### Data in this exercise ###
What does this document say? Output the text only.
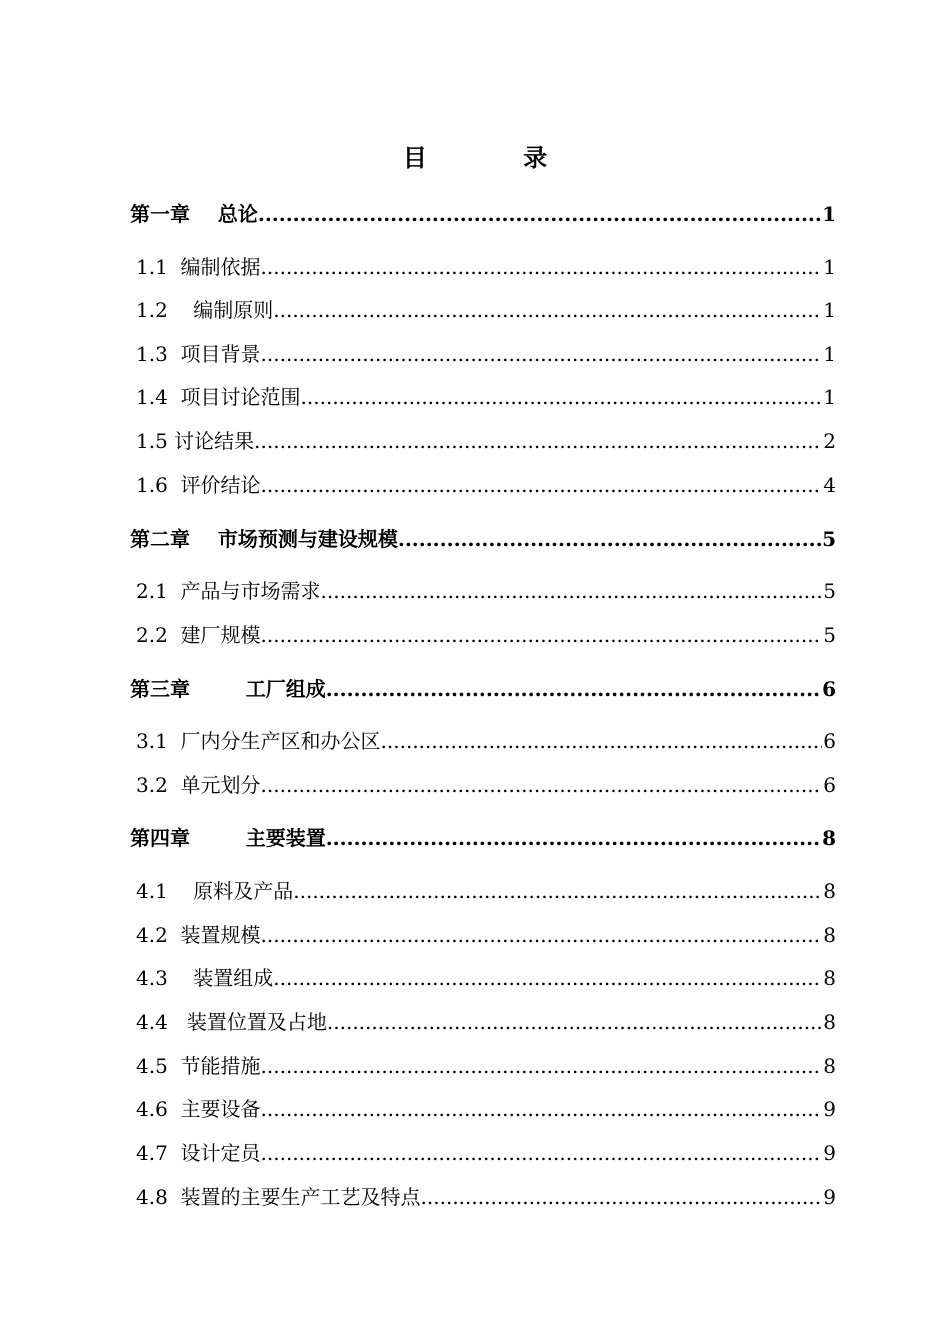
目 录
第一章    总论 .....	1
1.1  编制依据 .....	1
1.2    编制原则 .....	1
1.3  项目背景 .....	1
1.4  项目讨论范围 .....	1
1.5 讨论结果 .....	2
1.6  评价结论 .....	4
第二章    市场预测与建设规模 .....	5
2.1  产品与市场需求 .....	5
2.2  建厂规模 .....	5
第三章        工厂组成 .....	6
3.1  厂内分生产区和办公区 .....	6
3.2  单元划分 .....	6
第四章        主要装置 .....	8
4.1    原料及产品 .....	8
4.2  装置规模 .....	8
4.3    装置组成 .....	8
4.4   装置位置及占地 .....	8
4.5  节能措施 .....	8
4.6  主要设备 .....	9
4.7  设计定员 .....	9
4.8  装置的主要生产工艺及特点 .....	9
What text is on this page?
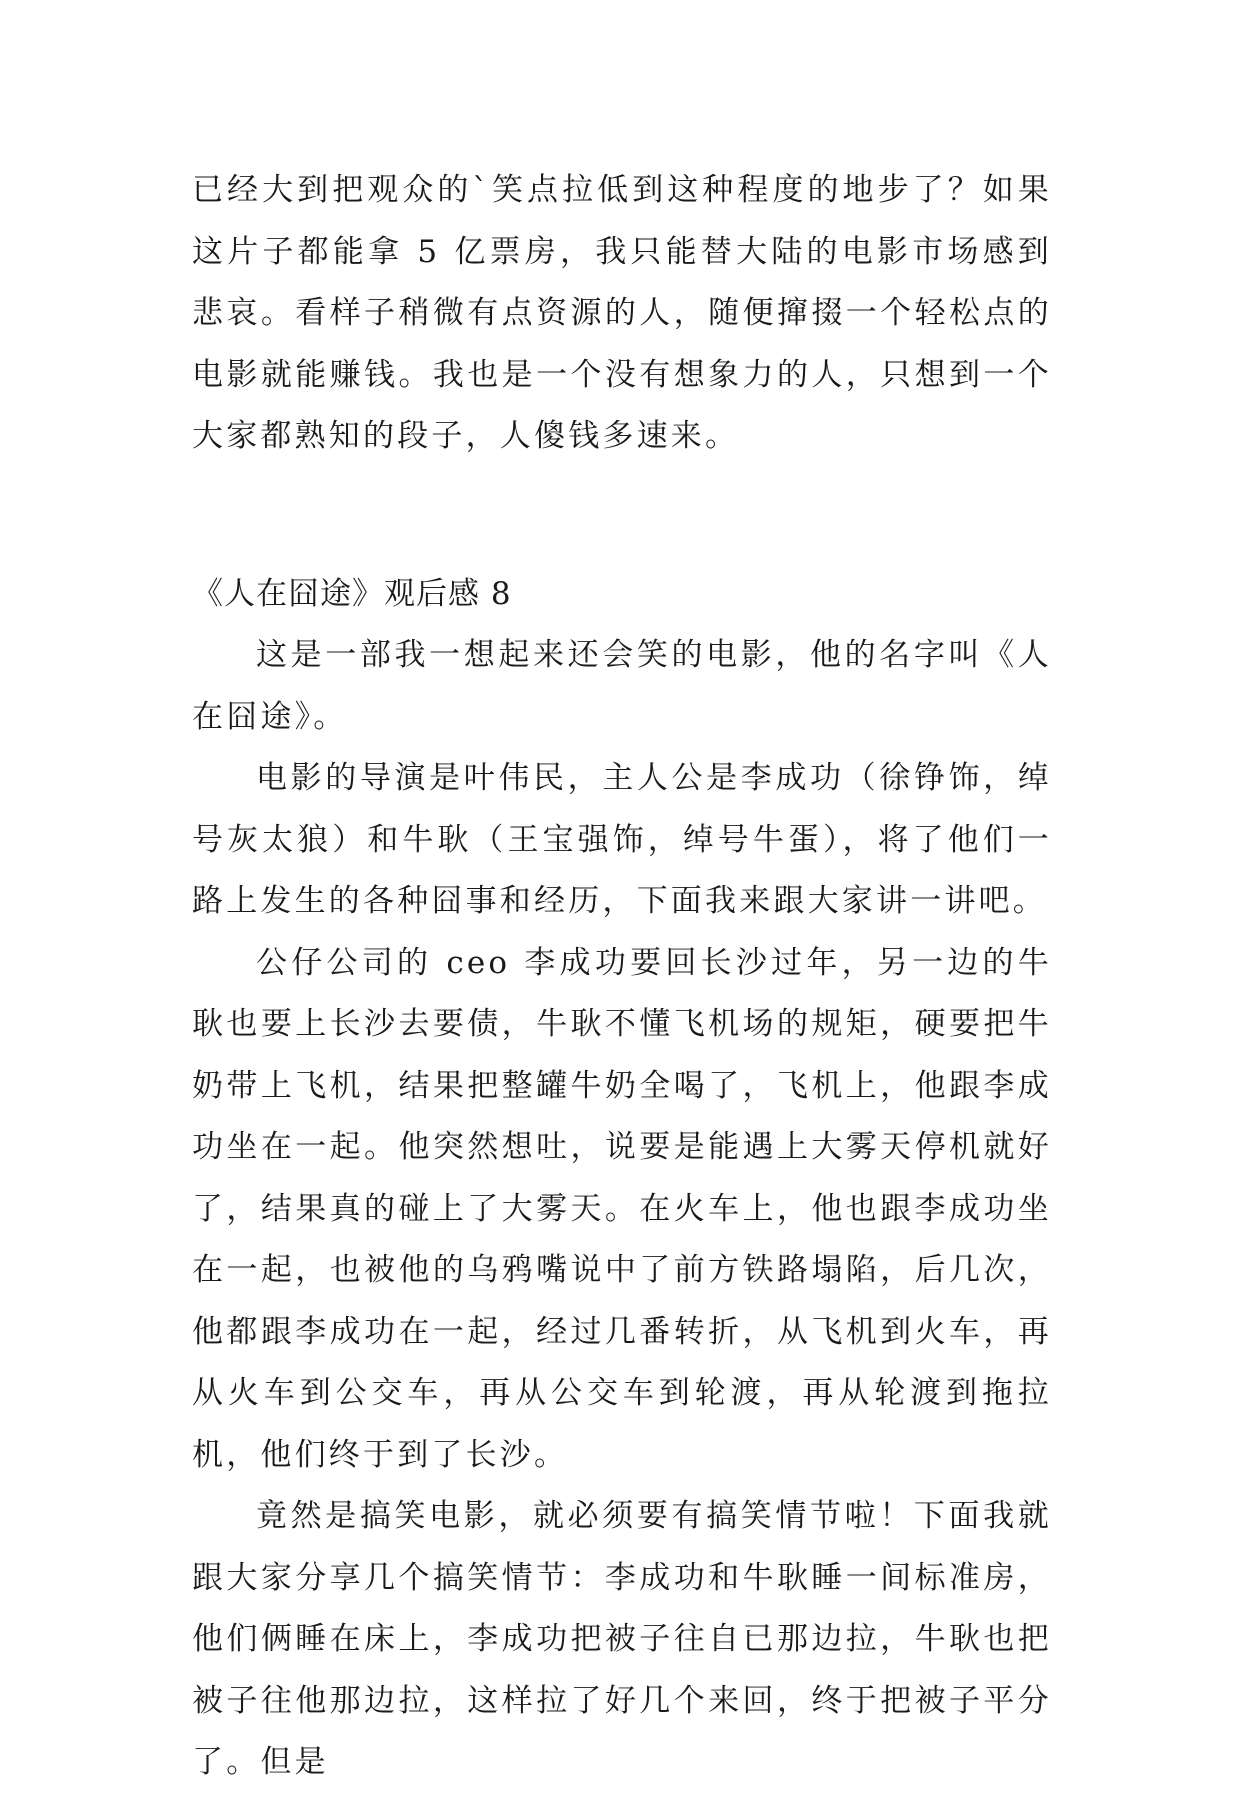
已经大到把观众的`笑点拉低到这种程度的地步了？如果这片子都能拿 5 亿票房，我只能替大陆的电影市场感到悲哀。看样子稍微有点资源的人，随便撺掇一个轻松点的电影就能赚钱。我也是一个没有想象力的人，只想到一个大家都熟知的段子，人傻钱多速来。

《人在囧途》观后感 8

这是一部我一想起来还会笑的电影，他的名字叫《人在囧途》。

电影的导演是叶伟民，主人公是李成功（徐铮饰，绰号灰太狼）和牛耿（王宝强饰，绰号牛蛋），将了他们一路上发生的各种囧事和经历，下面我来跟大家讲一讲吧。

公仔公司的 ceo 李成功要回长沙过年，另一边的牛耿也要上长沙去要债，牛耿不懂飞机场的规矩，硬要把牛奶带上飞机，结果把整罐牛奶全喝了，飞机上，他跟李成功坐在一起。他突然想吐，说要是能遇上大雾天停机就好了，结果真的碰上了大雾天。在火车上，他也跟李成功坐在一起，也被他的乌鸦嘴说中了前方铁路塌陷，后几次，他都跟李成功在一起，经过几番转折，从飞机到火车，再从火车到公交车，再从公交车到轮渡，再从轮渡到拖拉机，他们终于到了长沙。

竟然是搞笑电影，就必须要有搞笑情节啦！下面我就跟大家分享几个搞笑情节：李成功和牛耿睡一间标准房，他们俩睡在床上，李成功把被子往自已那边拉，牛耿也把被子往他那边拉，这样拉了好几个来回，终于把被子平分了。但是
###
Instructions for the task:
Output the records above exactly as they are, leaving out the pictures.

Exercise output:
What does this document say? Output the text only.
目 录
第一章    总论 .....	1
1.1  编制依据 .....	1
1.2    编制原则 .....	1
1.3  项目背景 .....	1
1.4  项目讨论范围 .....	1
1.5 讨论结果 .....	2
1.6  评价结论 .....	4
第二章    市场预测与建设规模 .....	5
2.1  产品与市场需求 .....	5
2.2  建厂规模 .....	5
第三章        工厂组成 .....	6
3.1  厂内分生产区和办公区 .....	6
3.2  单元划分 .....	6
第四章        主要装置 .....	8
4.1    原料及产品 .....	8
4.2  装置规模 .....	8
4.3    装置组成 .....	8
4.4   装置位置及占地 .....	8
4.5  节能措施 .....	8
4.6  主要设备 .....	9
4.7  设计定员 .....	9
4.8  装置的主要生产工艺及特点 .....	9
What text is on this page?
已经大到把观众的`笑点拉低到这种程度的地步了？如果这片子都能拿 5 亿票房，我只能替大陆的电影市场感到悲哀。看样子稍微有点资源的人，随便撺掇一个轻松点的电影就能赚钱。我也是一个没有想象力的人，只想到一个大家都熟知的段子，人傻钱多速来。

《人在囧途》观后感 8

这是一部我一想起来还会笑的电影，他的名字叫《人在囧途》。

电影的导演是叶伟民，主人公是李成功（徐铮饰，绰号灰太狼）和牛耿（王宝强饰，绰号牛蛋），将了他们一路上发生的各种囧事和经历，下面我来跟大家讲一讲吧。

公仔公司的 ceo 李成功要回长沙过年，另一边的牛耿也要上长沙去要债，牛耿不懂飞机场的规矩，硬要把牛奶带上飞机，结果把整罐牛奶全喝了，飞机上，他跟李成功坐在一起。他突然想吐，说要是能遇上大雾天停机就好了，结果真的碰上了大雾天。在火车上，他也跟李成功坐在一起，也被他的乌鸦嘴说中了前方铁路塌陷，后几次，他都跟李成功在一起，经过几番转折，从飞机到火车，再从火车到公交车，再从公交车到轮渡，再从轮渡到拖拉机，他们终于到了长沙。

竟然是搞笑电影，就必须要有搞笑情节啦！下面我就跟大家分享几个搞笑情节：李成功和牛耿睡一间标准房，他们俩睡在床上，李成功把被子往自已那边拉，牛耿也把被子往他那边拉，这样拉了好几个来回，终于把被子平分了。但是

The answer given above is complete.